- Your task -
Filter the lines below, copying only those with the string "Bank".

##### Supplied information

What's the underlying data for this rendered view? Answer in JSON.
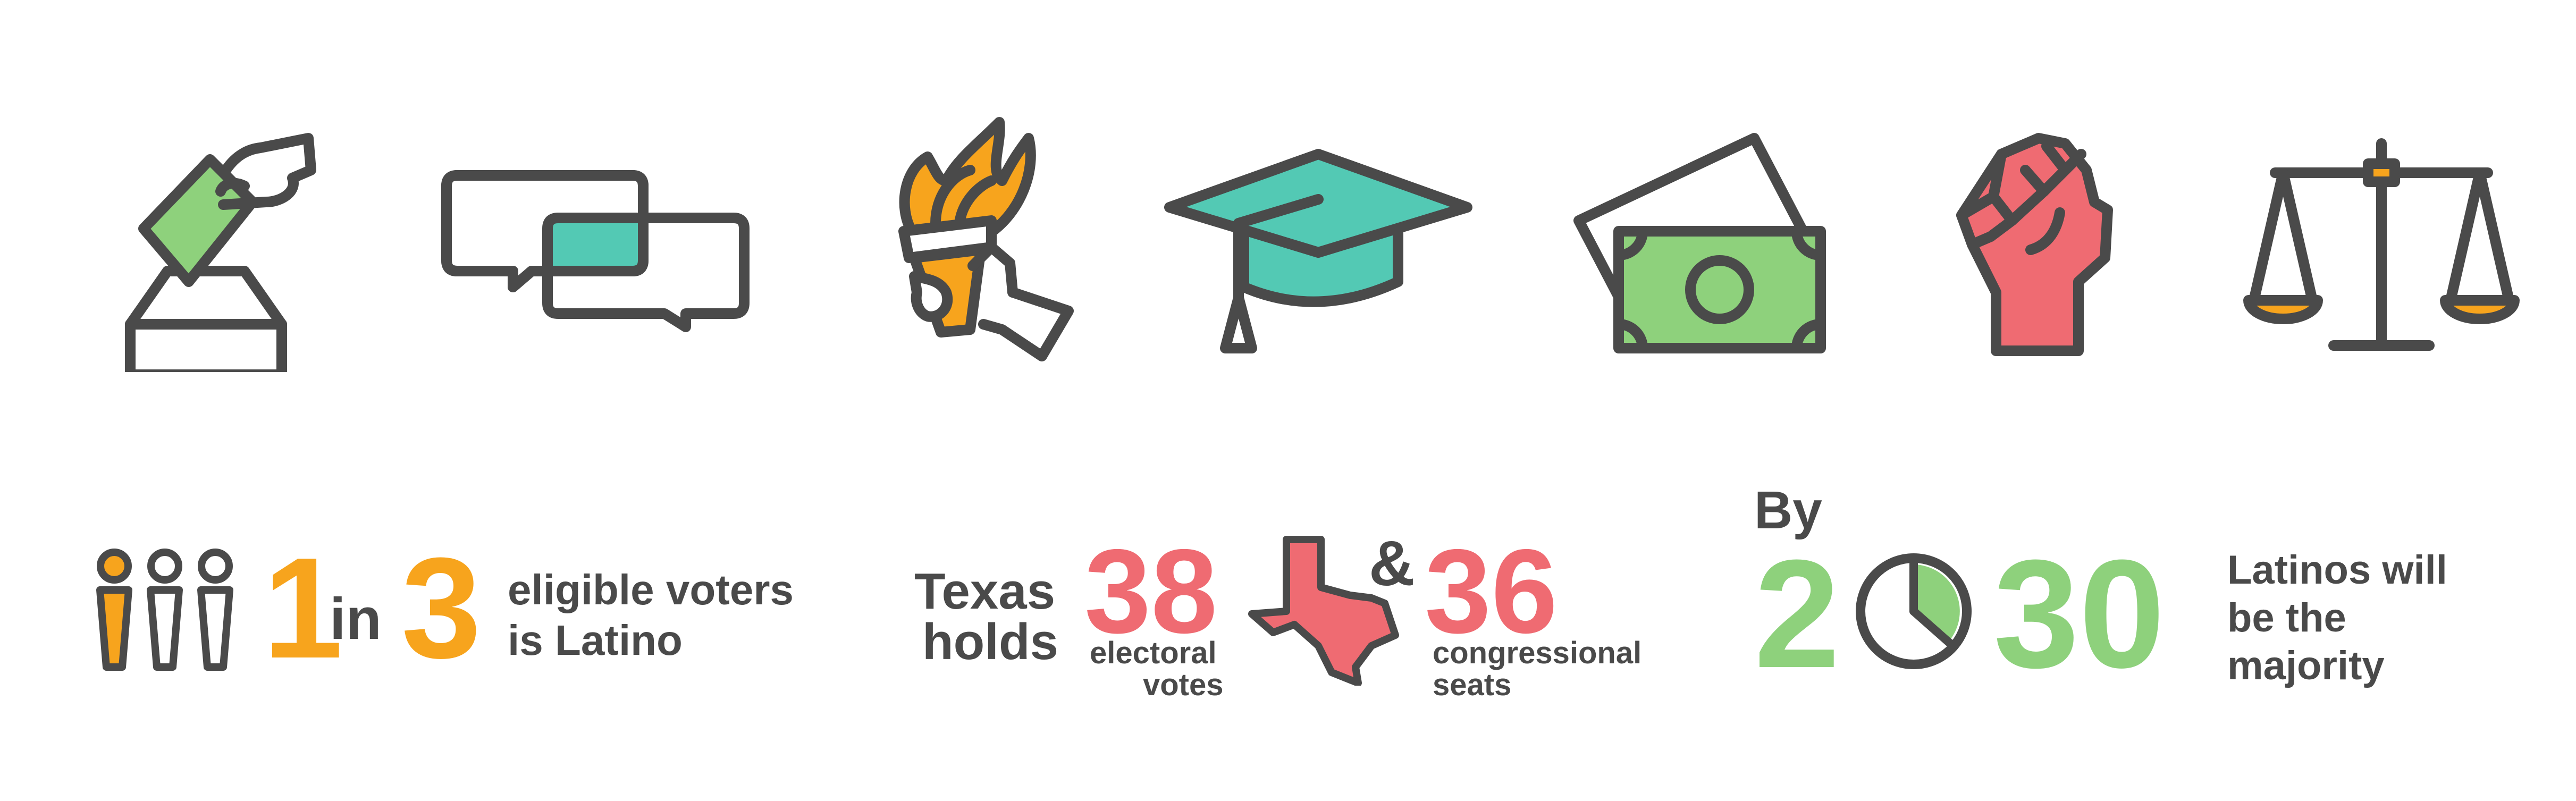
{
  "colors": {
    "outline": "#4a4a4a",
    "orange": "#f7a41d",
    "green": "#8ed17c",
    "teal": "#53c9b4",
    "pink": "#ef6b72"
  },
  "icons": [
    "ballot-box-icon",
    "speech-bubbles-icon",
    "torch-icon",
    "graduation-cap-icon",
    "money-icon",
    "raised-fist-icon",
    "scales-icon"
  ],
  "stat1": {
    "num_a": "1",
    "word_in": "in",
    "num_b": "3",
    "line1": "eligible voters",
    "line2": "is Latino"
  },
  "stat2": {
    "word1": "Texas",
    "word2": "holds",
    "num_a": "38",
    "label_a1": "electoral",
    "label_a2": "votes",
    "amp": "&",
    "num_b": "36",
    "label_b1": "congressional",
    "label_b2": "seats"
  },
  "stat3": {
    "by": "By",
    "digit1": "2",
    "digits_rest": "30",
    "line1": "Latinos will",
    "line2": "be the",
    "line3": "majority"
  }
}
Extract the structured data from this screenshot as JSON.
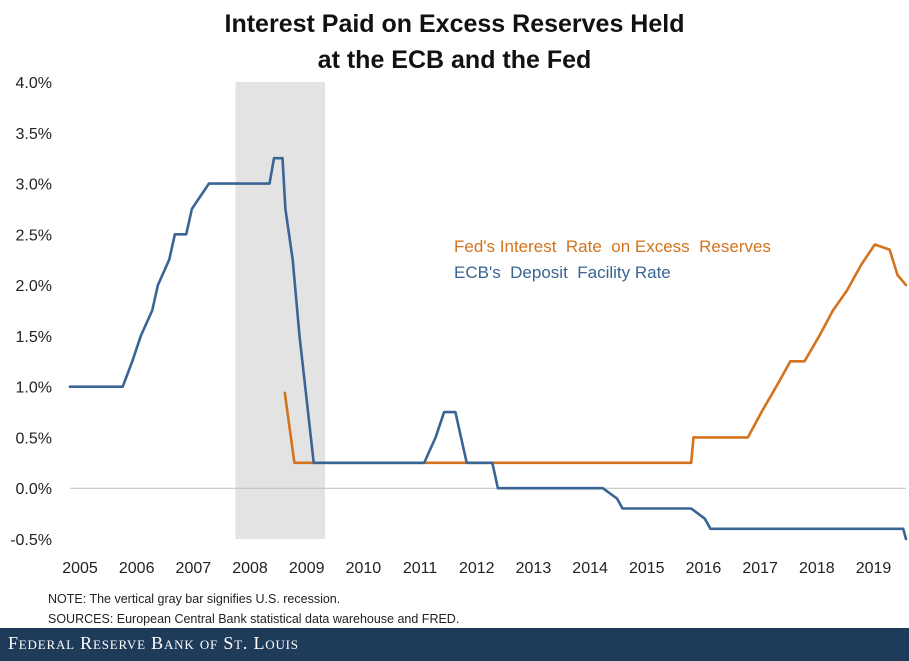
{
  "chart_data": {
    "type": "line",
    "title_line1": "Interest Paid on Excess Reserves Held",
    "title_line2": "at the ECB and the Fed",
    "xlabel": "",
    "ylabel": "",
    "x_ticks": [
      "2005",
      "2006",
      "2007",
      "2008",
      "2009",
      "2010",
      "2011",
      "2012",
      "2013",
      "2014",
      "2015",
      "2016",
      "2017",
      "2018",
      "2019"
    ],
    "y_ticks": [
      "4.0%",
      "3.5%",
      "3.0%",
      "2.5%",
      "2.0%",
      "1.5%",
      "1.0%",
      "0.5%",
      "0.0%",
      "-0.5%"
    ],
    "xlim": [
      2005,
      2019.75
    ],
    "ylim": [
      -0.5,
      4.0
    ],
    "grid": false,
    "legend_position": "right-middle",
    "recession": {
      "start": 2007.92,
      "end": 2009.5,
      "color": "#e3e3e3"
    },
    "series": [
      {
        "name": "Fed's Interest  Rate  on Excess  Reserves",
        "color": "#d4731d",
        "points": [
          [
            2008.79,
            0.94
          ],
          [
            2008.96,
            0.25
          ],
          [
            2015.96,
            0.25
          ],
          [
            2016.0,
            0.5
          ],
          [
            2016.96,
            0.5
          ],
          [
            2017.2,
            0.75
          ],
          [
            2017.46,
            1.0
          ],
          [
            2017.71,
            1.25
          ],
          [
            2017.96,
            1.25
          ],
          [
            2018.22,
            1.5
          ],
          [
            2018.46,
            1.75
          ],
          [
            2018.71,
            1.95
          ],
          [
            2018.96,
            2.2
          ],
          [
            2019.2,
            2.4
          ],
          [
            2019.46,
            2.35
          ],
          [
            2019.6,
            2.1
          ],
          [
            2019.75,
            2.0
          ]
        ]
      },
      {
        "name": "ECB's  Deposit  Facility Rate",
        "color": "#3a6493",
        "points": [
          [
            2005.0,
            1.0
          ],
          [
            2005.93,
            1.0
          ],
          [
            2006.1,
            1.25
          ],
          [
            2006.25,
            1.5
          ],
          [
            2006.45,
            1.75
          ],
          [
            2006.55,
            2.0
          ],
          [
            2006.75,
            2.25
          ],
          [
            2006.85,
            2.5
          ],
          [
            2007.05,
            2.5
          ],
          [
            2007.15,
            2.75
          ],
          [
            2007.45,
            3.0
          ],
          [
            2008.52,
            3.0
          ],
          [
            2008.6,
            3.25
          ],
          [
            2008.75,
            3.25
          ],
          [
            2008.8,
            2.75
          ],
          [
            2008.93,
            2.25
          ],
          [
            2009.05,
            1.5
          ],
          [
            2009.15,
            1.0
          ],
          [
            2009.3,
            0.25
          ],
          [
            2011.25,
            0.25
          ],
          [
            2011.45,
            0.5
          ],
          [
            2011.6,
            0.75
          ],
          [
            2011.8,
            0.75
          ],
          [
            2012.0,
            0.25
          ],
          [
            2012.45,
            0.25
          ],
          [
            2012.55,
            0.0
          ],
          [
            2014.4,
            0.0
          ],
          [
            2014.65,
            -0.1
          ],
          [
            2014.75,
            -0.2
          ],
          [
            2015.96,
            -0.2
          ],
          [
            2016.2,
            -0.3
          ],
          [
            2016.3,
            -0.4
          ],
          [
            2019.7,
            -0.4
          ],
          [
            2019.75,
            -0.5
          ]
        ]
      }
    ],
    "notes": [
      "NOTE: The vertical gray bar signifies U.S. recession.",
      "SOURCES: European  Central Bank statistical data warehouse and FRED."
    ],
    "footer": "Federal Reserve Bank of St. Louis"
  }
}
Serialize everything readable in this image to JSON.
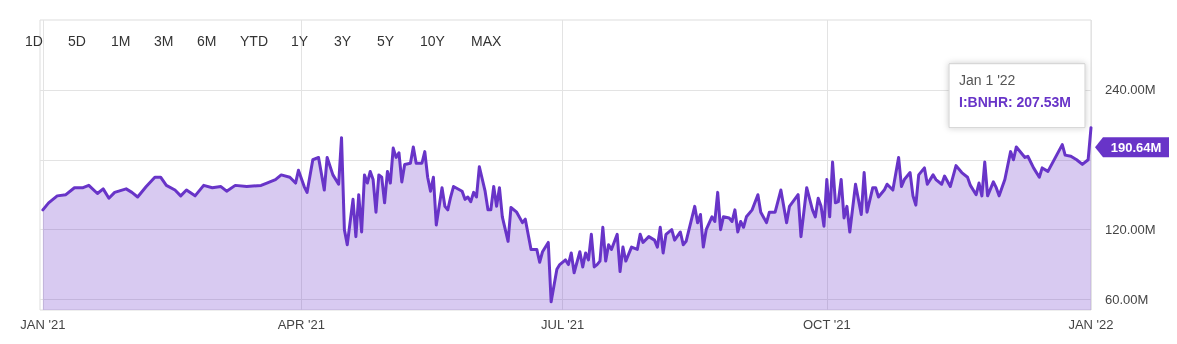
{
  "chart_data": {
    "type": "area",
    "x": [
      "2021-01-01",
      "2021-01-03",
      "2021-01-06",
      "2021-01-09",
      "2021-01-12",
      "2021-01-15",
      "2021-01-17",
      "2021-01-20",
      "2021-01-22",
      "2021-01-24",
      "2021-01-26",
      "2021-01-30",
      "2021-02-01",
      "2021-02-03",
      "2021-02-06",
      "2021-02-09",
      "2021-02-11",
      "2021-02-13",
      "2021-02-16",
      "2021-02-18",
      "2021-02-20",
      "2021-02-23",
      "2021-02-26",
      "2021-03-01",
      "2021-03-04",
      "2021-03-06",
      "2021-03-09",
      "2021-03-13",
      "2021-03-18",
      "2021-03-20",
      "2021-03-23",
      "2021-03-25",
      "2021-03-28",
      "2021-03-30",
      "2021-03-31",
      "2021-04-02",
      "2021-04-03",
      "2021-04-05",
      "2021-04-07",
      "2021-04-09",
      "2021-04-10",
      "2021-04-12",
      "2021-04-14",
      "2021-04-15",
      "2021-04-16",
      "2021-04-17",
      "2021-04-19",
      "2021-04-20",
      "2021-04-21",
      "2021-04-22",
      "2021-04-23",
      "2021-04-24",
      "2021-04-25",
      "2021-04-26",
      "2021-04-27",
      "2021-04-28",
      "2021-04-29",
      "2021-04-30",
      "2021-05-01",
      "2021-05-02",
      "2021-05-03",
      "2021-05-04",
      "2021-05-05",
      "2021-05-06",
      "2021-05-07",
      "2021-05-09",
      "2021-05-10",
      "2021-05-11",
      "2021-05-13",
      "2021-05-14",
      "2021-05-15",
      "2021-05-16",
      "2021-05-17",
      "2021-05-18",
      "2021-05-20",
      "2021-05-21",
      "2021-05-22",
      "2021-05-23",
      "2021-05-24",
      "2021-05-27",
      "2021-05-28",
      "2021-05-29",
      "2021-05-30",
      "2021-05-31",
      "2021-06-01",
      "2021-06-02",
      "2021-06-04",
      "2021-06-05",
      "2021-06-06",
      "2021-06-07",
      "2021-06-08",
      "2021-06-09",
      "2021-06-10",
      "2021-06-12",
      "2021-06-13",
      "2021-06-15",
      "2021-06-17",
      "2021-06-18",
      "2021-06-20",
      "2021-06-22",
      "2021-06-23",
      "2021-06-24",
      "2021-06-26",
      "2021-06-27",
      "2021-06-29",
      "2021-06-30",
      "2021-07-02",
      "2021-07-03",
      "2021-07-04",
      "2021-07-05",
      "2021-07-07",
      "2021-07-08",
      "2021-07-09",
      "2021-07-10",
      "2021-07-11",
      "2021-07-12",
      "2021-07-13",
      "2021-07-14",
      "2021-07-15",
      "2021-07-16",
      "2021-07-17",
      "2021-07-18",
      "2021-07-20",
      "2021-07-21",
      "2021-07-22",
      "2021-07-23",
      "2021-07-25",
      "2021-07-27",
      "2021-07-28",
      "2021-07-29",
      "2021-07-31",
      "2021-08-02",
      "2021-08-03",
      "2021-08-04",
      "2021-08-05",
      "2021-08-06",
      "2021-08-08",
      "2021-08-09",
      "2021-08-11",
      "2021-08-12",
      "2021-08-13",
      "2021-08-16",
      "2021-08-17",
      "2021-08-18",
      "2021-08-19",
      "2021-08-20",
      "2021-08-22",
      "2021-08-23",
      "2021-08-24",
      "2021-08-25",
      "2021-08-26",
      "2021-08-28",
      "2021-08-29",
      "2021-08-30",
      "2021-08-31",
      "2021-09-01",
      "2021-09-02",
      "2021-09-03",
      "2021-09-05",
      "2021-09-07",
      "2021-09-08",
      "2021-09-10",
      "2021-09-11",
      "2021-09-13",
      "2021-09-15",
      "2021-09-17",
      "2021-09-18",
      "2021-09-21",
      "2021-09-22",
      "2021-09-24",
      "2021-09-26",
      "2021-09-27",
      "2021-09-28",
      "2021-09-29",
      "2021-09-30",
      "2021-10-01",
      "2021-10-02",
      "2021-10-03",
      "2021-10-04",
      "2021-10-05",
      "2021-10-06",
      "2021-10-07",
      "2021-10-08",
      "2021-10-09",
      "2021-10-11",
      "2021-10-13",
      "2021-10-14",
      "2021-10-15",
      "2021-10-17",
      "2021-10-18",
      "2021-10-19",
      "2021-10-21",
      "2021-10-22",
      "2021-10-24",
      "2021-10-26",
      "2021-10-27",
      "2021-10-28",
      "2021-10-30",
      "2021-10-31",
      "2021-11-01",
      "2021-11-02",
      "2021-11-04",
      "2021-11-05",
      "2021-11-07",
      "2021-11-08",
      "2021-11-10",
      "2021-11-11",
      "2021-11-13",
      "2021-11-15",
      "2021-11-17",
      "2021-11-19",
      "2021-11-20",
      "2021-11-22",
      "2021-11-23",
      "2021-11-24",
      "2021-11-25",
      "2021-11-26",
      "2021-11-28",
      "2021-11-29",
      "2021-11-30",
      "2021-12-02",
      "2021-12-04",
      "2021-12-05",
      "2021-12-06",
      "2021-12-09",
      "2021-12-10",
      "2021-12-12",
      "2021-12-14",
      "2021-12-15",
      "2021-12-17",
      "2021-12-22",
      "2021-12-23",
      "2021-12-25",
      "2021-12-27",
      "2021-12-29",
      "2021-12-31",
      "2022-01-01"
    ],
    "series": [
      {
        "color": "#6834c8",
        "values": [
          137,
          143,
          149,
          150,
          156,
          156,
          158,
          151,
          155,
          147,
          152,
          155,
          152,
          148,
          157,
          165,
          165,
          158,
          154,
          149,
          154,
          149,
          158,
          156,
          157,
          153,
          158,
          157,
          158,
          160,
          163,
          167,
          165,
          160,
          171,
          157,
          152,
          180,
          182,
          154,
          182,
          167,
          159,
          199,
          120,
          107,
          146,
          114,
          150,
          118,
          167,
          160,
          170,
          163,
          135,
          167,
          165,
          143,
          170,
          160,
          190,
          182,
          186,
          161,
          176,
          177,
          191,
          177,
          177,
          187,
          165,
          153,
          165,
          124,
          156,
          140,
          137,
          148,
          157,
          153,
          146,
          148,
          144,
          152,
          148,
          174,
          153,
          137,
          137,
          157,
          140,
          156,
          131,
          110,
          139,
          135,
          126,
          129,
          103,
          103,
          92,
          101,
          109,
          58,
          86,
          90,
          94,
          90,
          100,
          83,
          101,
          88,
          100,
          94,
          116,
          88,
          90,
          93,
          122,
          93,
          107,
          103,
          116,
          84,
          105,
          93,
          105,
          103,
          116,
          109,
          114,
          111,
          105,
          122,
          100,
          116,
          120,
          111,
          118,
          107,
          110,
          140,
          126,
          133,
          105,
          120,
          131,
          127,
          152,
          120,
          131,
          130,
          127,
          137,
          118,
          127,
          122,
          131,
          137,
          150,
          135,
          126,
          135,
          135,
          154,
          126,
          140,
          150,
          114,
          156,
          137,
          131,
          147,
          140,
          123,
          163,
          131,
          178,
          143,
          144,
          163,
          130,
          140,
          118,
          159,
          133,
          169,
          135,
          156,
          156,
          148,
          154,
          159,
          154,
          182,
          157,
          163,
          169,
          149,
          141,
          167,
          173,
          159,
          167,
          163,
          159,
          166,
          157,
          175,
          169,
          165,
          158,
          150,
          160,
          149,
          178,
          149,
          161,
          156,
          149,
          163,
          187,
          180,
          191,
          182,
          183,
          173,
          165,
          173,
          170,
          193,
          184,
          183,
          180,
          176,
          180,
          207.53
        ]
      }
    ],
    "xlim": [
      "2020-12-31",
      "2022-01-01"
    ],
    "xticks": [
      {
        "value": "2021-01-01",
        "label": "JAN '21"
      },
      {
        "value": "2021-04-01",
        "label": "APR '21"
      },
      {
        "value": "2021-07-01",
        "label": "JUL '21"
      },
      {
        "value": "2021-10-01",
        "label": "OCT '21"
      },
      {
        "value": "2022-01-01",
        "label": "JAN '22"
      }
    ],
    "ylim": [
      51,
      300
    ],
    "yticks": [
      {
        "value": 60,
        "label": "60.00M"
      },
      {
        "value": 120,
        "label": "120.00M"
      },
      {
        "value": 180,
        "label": null
      },
      {
        "value": 240,
        "label": "240.00M"
      }
    ],
    "grid": true,
    "marker": "none",
    "line_style": "solid",
    "annotations": [
      "1D",
      "5D",
      "1M",
      "3M",
      "6M",
      "YTD",
      "1Y",
      "3Y",
      "5Y",
      "10Y",
      "MAX",
      {
        "text": "190.64M",
        "x": "2022-01-01",
        "y": 190.64
      },
      "Jan 1 '22",
      "I:BNHR: 207.53M"
    ]
  }
}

##########

- Solution for this exercise -
      "SOURCES: European  Central Bank statistical data warehouse and FRED."
    "footer": "Federal Reserve Bank of St. Louis"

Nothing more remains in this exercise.